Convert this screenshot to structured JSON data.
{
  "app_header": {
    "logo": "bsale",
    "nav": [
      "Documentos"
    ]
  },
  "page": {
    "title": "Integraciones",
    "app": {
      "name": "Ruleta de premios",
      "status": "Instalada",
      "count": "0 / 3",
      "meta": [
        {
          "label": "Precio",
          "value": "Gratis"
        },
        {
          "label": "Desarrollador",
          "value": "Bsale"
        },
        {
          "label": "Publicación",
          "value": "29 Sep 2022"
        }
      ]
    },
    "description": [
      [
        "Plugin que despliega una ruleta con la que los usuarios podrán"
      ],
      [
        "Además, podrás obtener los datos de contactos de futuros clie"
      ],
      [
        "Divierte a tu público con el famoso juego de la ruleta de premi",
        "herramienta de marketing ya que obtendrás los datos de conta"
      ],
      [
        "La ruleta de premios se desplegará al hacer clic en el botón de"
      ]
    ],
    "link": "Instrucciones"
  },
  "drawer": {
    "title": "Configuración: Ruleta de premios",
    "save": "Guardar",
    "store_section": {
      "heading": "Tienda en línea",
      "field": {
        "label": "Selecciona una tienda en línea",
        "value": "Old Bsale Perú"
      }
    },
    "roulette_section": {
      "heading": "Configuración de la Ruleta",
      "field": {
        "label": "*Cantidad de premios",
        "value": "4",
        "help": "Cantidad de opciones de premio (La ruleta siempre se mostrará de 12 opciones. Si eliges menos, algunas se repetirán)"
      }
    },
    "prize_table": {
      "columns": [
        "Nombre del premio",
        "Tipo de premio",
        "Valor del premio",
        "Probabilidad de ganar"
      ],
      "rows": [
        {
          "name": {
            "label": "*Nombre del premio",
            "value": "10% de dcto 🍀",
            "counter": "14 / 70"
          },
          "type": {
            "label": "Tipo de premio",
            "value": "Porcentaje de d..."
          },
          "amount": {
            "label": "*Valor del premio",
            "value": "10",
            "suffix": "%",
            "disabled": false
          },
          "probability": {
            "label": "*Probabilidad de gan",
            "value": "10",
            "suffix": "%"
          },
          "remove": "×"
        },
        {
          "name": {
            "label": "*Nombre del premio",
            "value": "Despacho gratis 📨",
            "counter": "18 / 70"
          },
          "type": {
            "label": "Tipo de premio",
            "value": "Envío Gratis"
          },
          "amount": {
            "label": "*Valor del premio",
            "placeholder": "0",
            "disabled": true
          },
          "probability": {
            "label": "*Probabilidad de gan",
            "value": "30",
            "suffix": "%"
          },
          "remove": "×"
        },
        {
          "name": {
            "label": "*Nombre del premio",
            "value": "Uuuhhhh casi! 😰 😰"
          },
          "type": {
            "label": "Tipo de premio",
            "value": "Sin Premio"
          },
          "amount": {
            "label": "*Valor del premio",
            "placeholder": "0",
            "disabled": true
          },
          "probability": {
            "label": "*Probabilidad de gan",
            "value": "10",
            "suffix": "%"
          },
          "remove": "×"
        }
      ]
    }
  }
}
★ ★ ★
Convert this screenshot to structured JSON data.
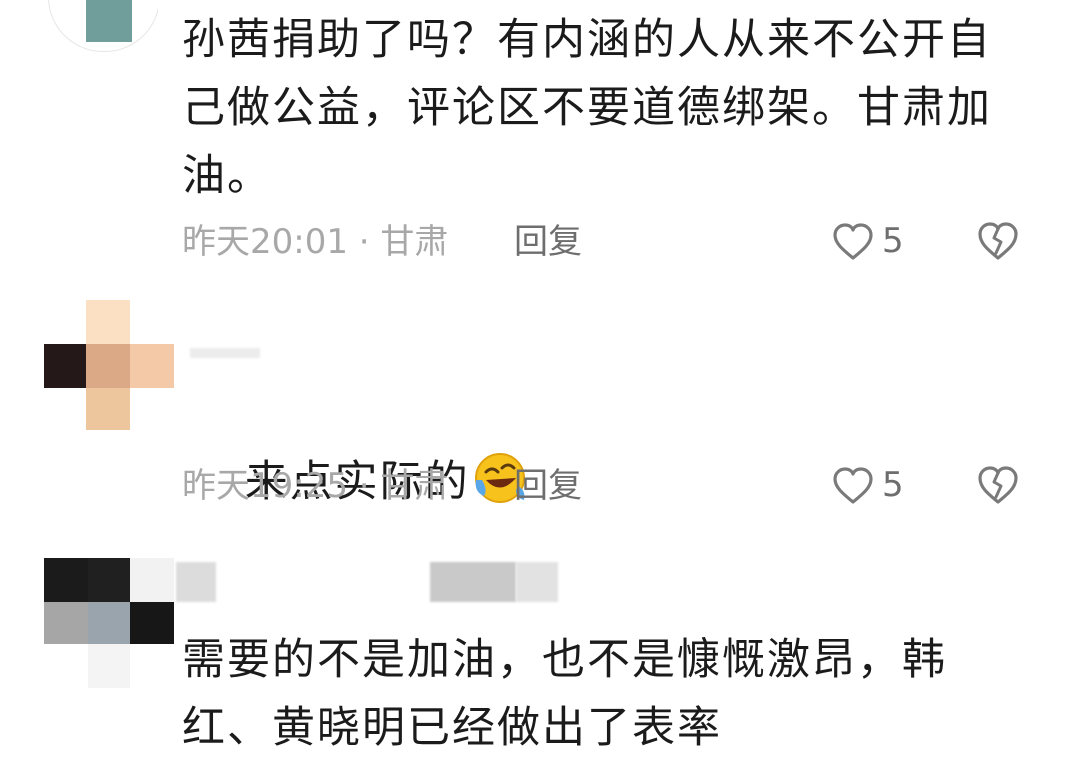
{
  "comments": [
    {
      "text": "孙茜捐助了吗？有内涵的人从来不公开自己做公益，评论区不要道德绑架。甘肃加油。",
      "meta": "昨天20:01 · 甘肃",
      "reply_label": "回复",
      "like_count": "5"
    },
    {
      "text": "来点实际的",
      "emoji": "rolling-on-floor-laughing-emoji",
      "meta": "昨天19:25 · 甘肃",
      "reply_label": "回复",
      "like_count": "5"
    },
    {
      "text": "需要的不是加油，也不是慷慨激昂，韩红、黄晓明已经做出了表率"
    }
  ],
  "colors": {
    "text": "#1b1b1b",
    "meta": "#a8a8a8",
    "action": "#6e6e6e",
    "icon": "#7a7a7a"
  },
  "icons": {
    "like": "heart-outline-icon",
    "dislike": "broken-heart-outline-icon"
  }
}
★ ★ ★
● Stated task
Select the lines from the entries that include the word "Cantidad".

● Completed task
        "label": "*Cantidad de premios",
        "help": "Cantidad de opciones de premio (La ruleta siempre se mostrará de 12 opciones. Si eliges menos, algunas se repetirán)"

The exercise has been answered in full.